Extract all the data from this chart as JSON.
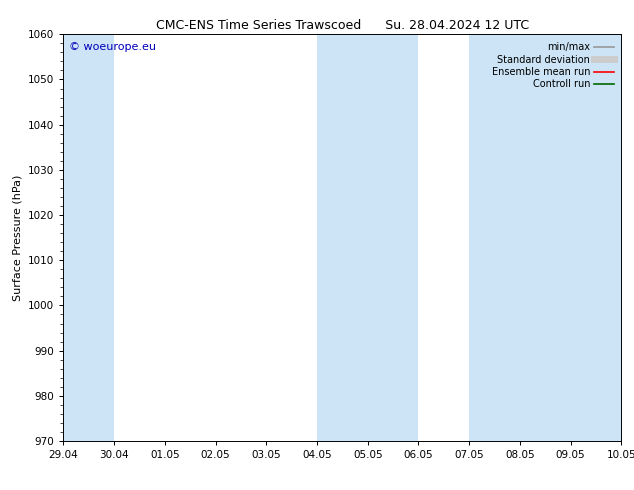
{
  "title_left": "CMC-ENS Time Series Trawscoed",
  "title_right": "Su. 28.04.2024 12 UTC",
  "ylabel": "Surface Pressure (hPa)",
  "ylim": [
    970,
    1060
  ],
  "yticks": [
    970,
    980,
    990,
    1000,
    1010,
    1020,
    1030,
    1040,
    1050,
    1060
  ],
  "x_tick_labels": [
    "29.04",
    "30.04",
    "01.05",
    "02.05",
    "03.05",
    "04.05",
    "05.05",
    "06.05",
    "07.05",
    "08.05",
    "09.05",
    "10.05"
  ],
  "band_color": "#cce4f5",
  "background_color": "#ffffff",
  "watermark": "© woeurope.eu",
  "watermark_color": "#0000bb",
  "legend_entries": [
    {
      "label": "min/max",
      "color": "#999999",
      "lw": 1.2
    },
    {
      "label": "Standard deviation",
      "color": "#cccccc",
      "lw": 5
    },
    {
      "label": "Ensemble mean run",
      "color": "#ff0000",
      "lw": 1.2
    },
    {
      "label": "Controll run",
      "color": "#006600",
      "lw": 1.2
    }
  ],
  "title_fontsize": 9,
  "tick_fontsize": 7.5,
  "ylabel_fontsize": 8,
  "watermark_fontsize": 8,
  "legend_fontsize": 7
}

**********

■ Aim:
Print all entries exactly. The images do not belong in the copy.

■ Solved problem:
Extract all the data from this chart as JSON.
{
  "title_left": "CMC-ENS Time Series Trawscoed",
  "title_right": "Su. 28.04.2024 12 UTC",
  "ylabel": "Surface Pressure (hPa)",
  "ylim": [
    970,
    1060
  ],
  "yticks": [
    970,
    980,
    990,
    1000,
    1010,
    1020,
    1030,
    1040,
    1050,
    1060
  ],
  "x_tick_labels": [
    "29.04",
    "30.04",
    "01.05",
    "02.05",
    "03.05",
    "04.05",
    "05.05",
    "06.05",
    "07.05",
    "08.05",
    "09.05",
    "10.05"
  ],
  "band_color": "#cce4f5",
  "background_color": "#ffffff",
  "watermark": "© woeurope.eu",
  "watermark_color": "#0000bb",
  "legend_entries": [
    {
      "label": "min/max",
      "color": "#999999",
      "lw": 1.2
    },
    {
      "label": "Standard deviation",
      "color": "#cccccc",
      "lw": 5
    },
    {
      "label": "Ensemble mean run",
      "color": "#ff0000",
      "lw": 1.2
    },
    {
      "label": "Controll run",
      "color": "#006600",
      "lw": 1.2
    }
  ],
  "title_fontsize": 9,
  "tick_fontsize": 7.5,
  "ylabel_fontsize": 8,
  "watermark_fontsize": 8,
  "legend_fontsize": 7
}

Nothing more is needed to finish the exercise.